• **INPUT FOR THIS TASK**
####
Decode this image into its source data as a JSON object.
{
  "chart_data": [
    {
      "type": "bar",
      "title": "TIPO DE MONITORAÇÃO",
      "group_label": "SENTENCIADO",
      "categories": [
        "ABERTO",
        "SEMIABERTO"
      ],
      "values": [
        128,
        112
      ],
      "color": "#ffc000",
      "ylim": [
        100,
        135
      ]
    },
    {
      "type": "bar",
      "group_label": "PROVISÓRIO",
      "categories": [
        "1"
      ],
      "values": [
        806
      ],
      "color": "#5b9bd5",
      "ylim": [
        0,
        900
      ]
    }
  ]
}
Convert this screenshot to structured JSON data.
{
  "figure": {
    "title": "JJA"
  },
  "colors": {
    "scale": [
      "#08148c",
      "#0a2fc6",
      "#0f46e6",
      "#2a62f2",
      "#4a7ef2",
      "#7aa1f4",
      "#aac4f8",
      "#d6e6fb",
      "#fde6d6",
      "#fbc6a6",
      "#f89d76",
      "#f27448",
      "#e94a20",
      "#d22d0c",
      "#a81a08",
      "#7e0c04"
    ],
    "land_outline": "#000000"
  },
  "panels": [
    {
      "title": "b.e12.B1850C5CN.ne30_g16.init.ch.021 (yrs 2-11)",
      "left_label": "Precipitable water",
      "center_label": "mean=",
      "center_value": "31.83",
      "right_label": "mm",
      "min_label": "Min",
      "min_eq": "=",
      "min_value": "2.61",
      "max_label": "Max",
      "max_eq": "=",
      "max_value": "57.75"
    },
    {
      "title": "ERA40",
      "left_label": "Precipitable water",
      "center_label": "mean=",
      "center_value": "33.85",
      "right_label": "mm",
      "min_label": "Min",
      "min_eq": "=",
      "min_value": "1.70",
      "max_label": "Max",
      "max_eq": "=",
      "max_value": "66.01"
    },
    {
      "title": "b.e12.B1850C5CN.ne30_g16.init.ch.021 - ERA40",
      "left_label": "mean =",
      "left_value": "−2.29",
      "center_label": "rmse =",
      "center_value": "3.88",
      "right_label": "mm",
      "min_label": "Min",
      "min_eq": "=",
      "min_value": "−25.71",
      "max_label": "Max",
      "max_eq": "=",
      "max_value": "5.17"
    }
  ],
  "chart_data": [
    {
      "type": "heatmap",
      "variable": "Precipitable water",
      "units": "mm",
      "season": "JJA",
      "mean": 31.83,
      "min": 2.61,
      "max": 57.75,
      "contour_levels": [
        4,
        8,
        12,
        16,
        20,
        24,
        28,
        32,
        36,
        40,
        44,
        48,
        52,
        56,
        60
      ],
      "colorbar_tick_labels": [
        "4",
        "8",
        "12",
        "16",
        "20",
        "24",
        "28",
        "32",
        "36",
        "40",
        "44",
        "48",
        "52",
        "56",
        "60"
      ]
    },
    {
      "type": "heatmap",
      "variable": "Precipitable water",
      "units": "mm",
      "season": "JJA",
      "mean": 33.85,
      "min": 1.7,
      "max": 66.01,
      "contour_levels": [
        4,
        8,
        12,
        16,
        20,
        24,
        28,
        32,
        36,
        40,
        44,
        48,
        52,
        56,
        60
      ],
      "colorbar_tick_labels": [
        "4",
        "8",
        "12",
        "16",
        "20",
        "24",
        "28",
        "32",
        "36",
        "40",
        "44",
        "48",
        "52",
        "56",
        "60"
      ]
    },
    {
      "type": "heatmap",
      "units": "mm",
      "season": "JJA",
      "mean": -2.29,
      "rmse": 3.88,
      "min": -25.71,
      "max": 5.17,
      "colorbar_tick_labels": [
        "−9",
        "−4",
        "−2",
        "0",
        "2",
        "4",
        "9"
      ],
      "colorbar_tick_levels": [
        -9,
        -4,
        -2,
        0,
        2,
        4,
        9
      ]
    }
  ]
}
####
• **EXERCISE BRIEF**
Print the complete listing again, exactly as it stands.

• **RESULT OF THE TASK**
Decode this image into its source data as a JSON object.
{
  "chart_data": [
    {
      "type": "bar",
      "title": "TIPO DE MONITORAÇÃO",
      "group_label": "SENTENCIADO",
      "categories": [
        "ABERTO",
        "SEMIABERTO"
      ],
      "values": [
        128,
        112
      ],
      "color": "#ffc000",
      "ylim": [
        100,
        135
      ]
    },
    {
      "type": "bar",
      "group_label": "PROVISÓRIO",
      "categories": [
        "1"
      ],
      "values": [
        806
      ],
      "color": "#5b9bd5",
      "ylim": [
        0,
        900
      ]
    }
  ]
}
Convert this screenshot to structured JSON data.
{
  "figure": {
    "title": "JJA"
  },
  "colors": {
    "scale": [
      "#08148c",
      "#0a2fc6",
      "#0f46e6",
      "#2a62f2",
      "#4a7ef2",
      "#7aa1f4",
      "#aac4f8",
      "#d6e6fb",
      "#fde6d6",
      "#fbc6a6",
      "#f89d76",
      "#f27448",
      "#e94a20",
      "#d22d0c",
      "#a81a08",
      "#7e0c04"
    ],
    "land_outline": "#000000"
  },
  "panels": [
    {
      "title": "b.e12.B1850C5CN.ne30_g16.init.ch.021 (yrs 2-11)",
      "left_label": "Precipitable water",
      "center_label": "mean=",
      "center_value": "31.83",
      "right_label": "mm",
      "min_label": "Min",
      "min_eq": "=",
      "min_value": "2.61",
      "max_label": "Max",
      "max_eq": "=",
      "max_value": "57.75"
    },
    {
      "title": "ERA40",
      "left_label": "Precipitable water",
      "center_label": "mean=",
      "center_value": "33.85",
      "right_label": "mm",
      "min_label": "Min",
      "min_eq": "=",
      "min_value": "1.70",
      "max_label": "Max",
      "max_eq": "=",
      "max_value": "66.01"
    },
    {
      "title": "b.e12.B1850C5CN.ne30_g16.init.ch.021 - ERA40",
      "left_label": "mean =",
      "left_value": "−2.29",
      "center_label": "rmse =",
      "center_value": "3.88",
      "right_label": "mm",
      "min_label": "Min",
      "min_eq": "=",
      "min_value": "−25.71",
      "max_label": "Max",
      "max_eq": "=",
      "max_value": "5.17"
    }
  ],
  "chart_data": [
    {
      "type": "heatmap",
      "variable": "Precipitable water",
      "units": "mm",
      "season": "JJA",
      "mean": 31.83,
      "min": 2.61,
      "max": 57.75,
      "contour_levels": [
        4,
        8,
        12,
        16,
        20,
        24,
        28,
        32,
        36,
        40,
        44,
        48,
        52,
        56,
        60
      ],
      "colorbar_tick_labels": [
        "4",
        "8",
        "12",
        "16",
        "20",
        "24",
        "28",
        "32",
        "36",
        "40",
        "44",
        "48",
        "52",
        "56",
        "60"
      ]
    },
    {
      "type": "heatmap",
      "variable": "Precipitable water",
      "units": "mm",
      "season": "JJA",
      "mean": 33.85,
      "min": 1.7,
      "max": 66.01,
      "contour_levels": [
        4,
        8,
        12,
        16,
        20,
        24,
        28,
        32,
        36,
        40,
        44,
        48,
        52,
        56,
        60
      ],
      "colorbar_tick_labels": [
        "4",
        "8",
        "12",
        "16",
        "20",
        "24",
        "28",
        "32",
        "36",
        "40",
        "44",
        "48",
        "52",
        "56",
        "60"
      ]
    },
    {
      "type": "heatmap",
      "units": "mm",
      "season": "JJA",
      "mean": -2.29,
      "rmse": 3.88,
      "min": -25.71,
      "max": 5.17,
      "colorbar_tick_labels": [
        "−9",
        "−4",
        "−2",
        "0",
        "2",
        "4",
        "9"
      ],
      "colorbar_tick_levels": [
        -9,
        -4,
        -2,
        0,
        2,
        4,
        9
      ]
    }
  ]
}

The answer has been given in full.